# Short problem
Leave out the images; return the rest of the data exactly.

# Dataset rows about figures
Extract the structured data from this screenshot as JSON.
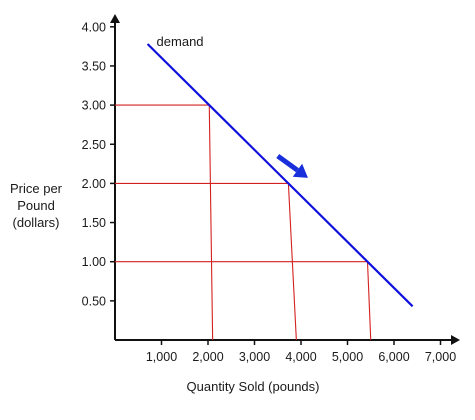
{
  "chart_data": {
    "type": "line",
    "title": "",
    "xlabel": "Quantity Sold (pounds)",
    "ylabel": [
      "Price per",
      "Pound",
      "(dollars)"
    ],
    "xlim": [
      0,
      7300
    ],
    "ylim": [
      0,
      4.15
    ],
    "x_ticks": [
      1000,
      2000,
      3000,
      4000,
      5000,
      6000,
      7000
    ],
    "x_tick_labels": [
      "1,000",
      "2,000",
      "3,000",
      "4,000",
      "5,000",
      "6,000",
      "7,000"
    ],
    "y_ticks": [
      0.5,
      1.0,
      1.5,
      2.0,
      2.5,
      3.0,
      3.5,
      4.0
    ],
    "y_tick_labels": [
      "0.50",
      "1.00",
      "1.50",
      "2.00",
      "2.50",
      "3.00",
      "3.50",
      "4.00"
    ],
    "grid": false,
    "series": [
      {
        "name": "demand",
        "x": [
          700,
          6400
        ],
        "y": [
          3.78,
          0.43
        ],
        "color": "#1010dd"
      }
    ],
    "reference_points": [
      {
        "price": 3.0,
        "quantity": 2100
      },
      {
        "price": 2.0,
        "quantity": 3900
      },
      {
        "price": 1.0,
        "quantity": 5500
      }
    ],
    "reference_line_color": "#d42020",
    "annotation": {
      "type": "arrow",
      "direction": "down-right",
      "color": "#1a2fdc",
      "from": {
        "x": 3500,
        "y": 2.35
      },
      "to": {
        "x": 4150,
        "y": 2.07
      }
    }
  }
}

# Response to the task
Extract the structured data from this screenshot as JSON.
{
  "chart_data": {
    "type": "line",
    "title": "",
    "xlabel": "Quantity Sold (pounds)",
    "ylabel": [
      "Price per",
      "Pound",
      "(dollars)"
    ],
    "xlim": [
      0,
      7300
    ],
    "ylim": [
      0,
      4.15
    ],
    "x_ticks": [
      1000,
      2000,
      3000,
      4000,
      5000,
      6000,
      7000
    ],
    "x_tick_labels": [
      "1,000",
      "2,000",
      "3,000",
      "4,000",
      "5,000",
      "6,000",
      "7,000"
    ],
    "y_ticks": [
      0.5,
      1.0,
      1.5,
      2.0,
      2.5,
      3.0,
      3.5,
      4.0
    ],
    "y_tick_labels": [
      "0.50",
      "1.00",
      "1.50",
      "2.00",
      "2.50",
      "3.00",
      "3.50",
      "4.00"
    ],
    "grid": false,
    "series": [
      {
        "name": "demand",
        "x": [
          700,
          6400
        ],
        "y": [
          3.78,
          0.43
        ],
        "color": "#1010dd"
      }
    ],
    "reference_points": [
      {
        "price": 3.0,
        "quantity": 2100
      },
      {
        "price": 2.0,
        "quantity": 3900
      },
      {
        "price": 1.0,
        "quantity": 5500
      }
    ],
    "reference_line_color": "#d42020",
    "annotation": {
      "type": "arrow",
      "direction": "down-right",
      "color": "#1a2fdc",
      "from": {
        "x": 3500,
        "y": 2.35
      },
      "to": {
        "x": 4150,
        "y": 2.07
      }
    }
  }
}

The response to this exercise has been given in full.